- MATERIAL FOR THE TASK -
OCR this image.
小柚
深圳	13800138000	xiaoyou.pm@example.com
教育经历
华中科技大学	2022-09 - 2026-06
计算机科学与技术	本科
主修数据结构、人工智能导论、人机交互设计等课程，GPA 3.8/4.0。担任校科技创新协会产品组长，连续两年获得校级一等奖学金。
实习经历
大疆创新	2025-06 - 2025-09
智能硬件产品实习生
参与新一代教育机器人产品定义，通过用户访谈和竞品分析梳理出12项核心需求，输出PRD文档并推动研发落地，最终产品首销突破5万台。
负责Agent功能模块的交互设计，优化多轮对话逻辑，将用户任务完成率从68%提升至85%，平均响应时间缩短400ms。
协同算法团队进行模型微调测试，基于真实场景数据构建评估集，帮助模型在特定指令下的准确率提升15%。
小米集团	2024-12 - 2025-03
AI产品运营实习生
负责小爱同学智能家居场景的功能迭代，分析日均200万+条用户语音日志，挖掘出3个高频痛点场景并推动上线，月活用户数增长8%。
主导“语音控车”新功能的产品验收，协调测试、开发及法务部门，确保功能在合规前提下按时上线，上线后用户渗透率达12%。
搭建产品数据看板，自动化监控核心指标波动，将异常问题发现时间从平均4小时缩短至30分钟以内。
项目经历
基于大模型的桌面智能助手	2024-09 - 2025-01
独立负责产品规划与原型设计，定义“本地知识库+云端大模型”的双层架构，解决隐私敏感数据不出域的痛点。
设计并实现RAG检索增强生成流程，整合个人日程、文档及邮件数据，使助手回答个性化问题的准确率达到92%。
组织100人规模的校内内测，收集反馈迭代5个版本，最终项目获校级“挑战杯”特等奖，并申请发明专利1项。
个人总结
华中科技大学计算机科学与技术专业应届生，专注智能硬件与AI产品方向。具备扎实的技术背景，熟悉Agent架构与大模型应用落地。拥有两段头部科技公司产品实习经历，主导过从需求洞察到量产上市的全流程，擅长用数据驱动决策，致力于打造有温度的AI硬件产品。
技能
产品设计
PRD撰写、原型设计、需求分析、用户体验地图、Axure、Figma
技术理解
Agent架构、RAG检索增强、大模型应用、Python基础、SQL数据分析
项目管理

- THE EXERCISE -
Repeat the material above in full, quoting it exactly.

- REPLY TO THE EXERCISE -
OCR this image.
小柚
深圳	13800138000	xiaoyou.pm@example.com
教育经历
华中科技大学	2022-09 - 2026-06
计算机科学与技术	本科
主修数据结构、人工智能导论、人机交互设计等课程，GPA 3.8/4.0。担任校科技创新协会产品组长，连续两年获得校级一等奖学金。
实习经历
大疆创新	2025-06 - 2025-09
智能硬件产品实习生
参与新一代教育机器人产品定义，通过用户访谈和竞品分析梳理出12项核心需求，输出PRD文档并推动研发落地，最终产品首销突破5万台。
负责Agent功能模块的交互设计，优化多轮对话逻辑，将用户任务完成率从68%提升至85%，平均响应时间缩短400ms。
协同算法团队进行模型微调测试，基于真实场景数据构建评估集，帮助模型在特定指令下的准确率提升15%。
小米集团	2024-12 - 2025-03
AI产品运营实习生
负责小爱同学智能家居场景的功能迭代，分析日均200万+条用户语音日志，挖掘出3个高频痛点场景并推动上线，月活用户数增长8%。
主导“语音控车”新功能的产品验收，协调测试、开发及法务部门，确保功能在合规前提下按时上线，上线后用户渗透率达12%。
搭建产品数据看板，自动化监控核心指标波动，将异常问题发现时间从平均4小时缩短至30分钟以内。
项目经历
基于大模型的桌面智能助手	2024-09 - 2025-01
独立负责产品规划与原型设计，定义“本地知识库+云端大模型”的双层架构，解决隐私敏感数据不出域的痛点。
设计并实现RAG检索增强生成流程，整合个人日程、文档及邮件数据，使助手回答个性化问题的准确率达到92%。
组织100人规模的校内内测，收集反馈迭代5个版本，最终项目获校级“挑战杯”特等奖，并申请发明专利1项。
个人总结
华中科技大学计算机科学与技术专业应届生，专注智能硬件与AI产品方向。具备扎实的技术背景，熟悉Agent架构与大模型应用落地。拥有两段头部科技公司产品实习经历，主导过从需求洞察到量产上市的全流程，擅长用数据驱动决策，致力于打造有温度的AI硬件产品。
技能
产品设计
PRD撰写、原型设计、需求分析、用户体验地图、Axure、Figma
技术理解
Agent架构、RAG检索增强、大模型应用、Python基础、SQL数据分析
项目管理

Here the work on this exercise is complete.